──────── ТЕКСТ ────────
Один спектакль за всю его прокатную жизнь могут посмотреть от силы сто тысяч человек. Даже если этот спектакль гениальный, его не увидят миллионы. А спектакли Эймунтаса Някрошюса были гениальны. Если бы он был рок-музыкантом, политиком или, скажем, кинорежиссером — траур по нему накрыл бы всю планету.
Но он вполне осознанно был театральным режиссером. То, что он создавал внутри сценических коробок, воздействовало на свидетелей одновременно как Саграда-Фамилия, монумент жертвам холокоста в Берлине и Ниагарский водопад. С той только разницей, что временность сооружений, монументов и ландшафтов не так уж ощутима: можно съездить, взглянуть. Фильм можно перемотать, пересмотреть. Книгу — перечитать и положить на полку.
────────
◆ ЗАДАНИЕ
Сколько человек, согласно тексту о Някрошюсе, могут увидеть один спектакль за всю его прокатную жизнь? Записи здесь ни на что не влияют.
──────── ПРИВЕДЁННЫЕ ЗАПИСИ ────────
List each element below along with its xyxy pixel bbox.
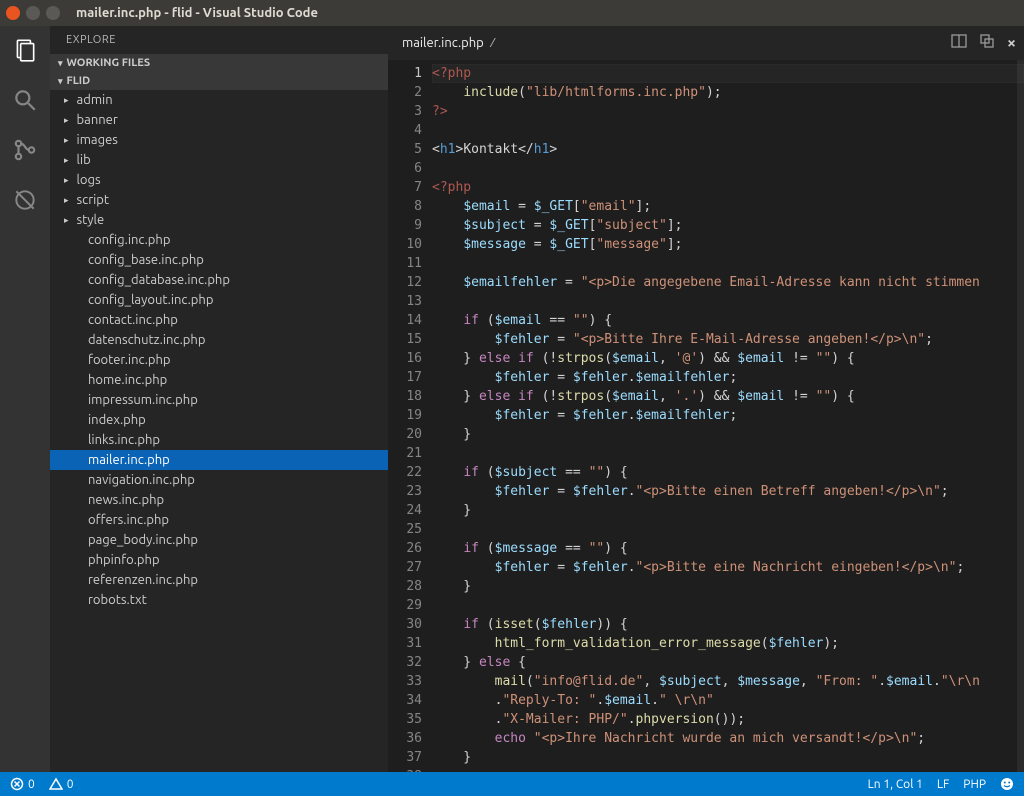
- activity-bar: [0, 26, 50, 772]
- editor-area: mailer.inc.php ⁄ × 123456789101112131415…: [388, 26, 1024, 772]
- file-config_layout-inc-php[interactable]: config_layout.inc.php: [50, 290, 388, 310]
- file-impressum-inc-php[interactable]: impressum.inc.php: [50, 390, 388, 410]
- window-minimize-button[interactable]: [26, 6, 40, 20]
- file-offers-inc-php[interactable]: offers.inc.php: [50, 510, 388, 530]
- chevron-down-icon: ▾: [58, 76, 63, 87]
- chevron-down-icon: ▾: [58, 58, 63, 69]
- sidebar-title: EXPLORE: [50, 26, 388, 54]
- file-phpinfo-php[interactable]: phpinfo.php: [50, 550, 388, 570]
- status-warnings[interactable]: 0: [49, 777, 74, 791]
- project-header[interactable]: ▾FLID: [50, 72, 388, 90]
- file-mailer-inc-php[interactable]: mailer.inc.php: [50, 450, 388, 470]
- search-icon[interactable]: [11, 86, 39, 114]
- working-files-header[interactable]: ▾WORKING FILES: [50, 54, 388, 72]
- file-datenschutz-inc-php[interactable]: datenschutz.inc.php: [50, 330, 388, 350]
- sidebar: EXPLORE ▾WORKING FILES ▾FLID adminbanner…: [50, 26, 388, 772]
- folder-script[interactable]: script: [50, 190, 388, 210]
- editor[interactable]: 1234567891011121314151617181920212223242…: [388, 60, 1024, 772]
- file-home-inc-php[interactable]: home.inc.php: [50, 370, 388, 390]
- feedback-icon[interactable]: [1000, 777, 1014, 791]
- more-actions-icon[interactable]: [979, 33, 995, 53]
- status-encoding[interactable]: LF: [937, 778, 949, 791]
- scrollbar[interactable]: [1017, 60, 1024, 772]
- tab-bar: mailer.inc.php ⁄ ×: [388, 26, 1024, 60]
- status-errors[interactable]: 0: [10, 777, 35, 791]
- file-tree: adminbannerimagesliblogsscriptstyleconfi…: [50, 90, 388, 772]
- file-page_body-inc-php[interactable]: page_body.inc.php: [50, 530, 388, 550]
- folder-lib[interactable]: lib: [50, 150, 388, 170]
- file-links-inc-php[interactable]: links.inc.php: [50, 430, 388, 450]
- status-language[interactable]: PHP: [963, 778, 986, 791]
- folder-style[interactable]: style: [50, 210, 388, 230]
- file-config_database-inc-php[interactable]: config_database.inc.php: [50, 270, 388, 290]
- split-editor-icon[interactable]: [951, 33, 967, 53]
- window-maximize-button[interactable]: [46, 6, 60, 20]
- window-title: mailer.inc.php - flid - Visual Studio Co…: [76, 6, 318, 20]
- file-config_base-inc-php[interactable]: config_base.inc.php: [50, 250, 388, 270]
- line-number-gutter: 1234567891011121314151617181920212223242…: [388, 60, 432, 772]
- file-news-inc-php[interactable]: news.inc.php: [50, 490, 388, 510]
- close-icon[interactable]: ⁄: [492, 36, 494, 50]
- tab-mailer[interactable]: mailer.inc.php ⁄: [402, 36, 494, 50]
- file-robots-txt[interactable]: robots.txt: [50, 590, 388, 610]
- folder-admin[interactable]: admin: [50, 90, 388, 110]
- debug-icon[interactable]: [11, 186, 39, 214]
- file-referenzen-inc-php[interactable]: referenzen.inc.php: [50, 570, 388, 590]
- close-editor-icon[interactable]: ×: [1007, 34, 1016, 52]
- window-close-button[interactable]: [6, 6, 20, 20]
- file-index-php[interactable]: index.php: [50, 410, 388, 430]
- folder-banner[interactable]: banner: [50, 110, 388, 130]
- file-navigation-inc-php[interactable]: navigation.inc.php: [50, 470, 388, 490]
- file-config-inc-php[interactable]: config.inc.php: [50, 230, 388, 250]
- tab-label: mailer.inc.php: [402, 36, 484, 50]
- file-footer-inc-php[interactable]: footer.inc.php: [50, 350, 388, 370]
- folder-images[interactable]: images: [50, 130, 388, 150]
- source-control-icon[interactable]: [11, 136, 39, 164]
- folder-logs[interactable]: logs: [50, 170, 388, 190]
- status-bar: 0 0 Ln 1, Col 1 LF PHP: [0, 772, 1024, 796]
- code-content[interactable]: <?php include("lib/htmlforms.inc.php");?…: [432, 60, 1024, 772]
- file-contact-inc-php[interactable]: contact.inc.php: [50, 310, 388, 330]
- window-titlebar: mailer.inc.php - flid - Visual Studio Co…: [0, 0, 1024, 26]
- explorer-icon[interactable]: [11, 36, 39, 64]
- status-cursor-position[interactable]: Ln 1, Col 1: [868, 778, 923, 791]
────────
◆ ОТВЕТ
От силы сто тысяч человек.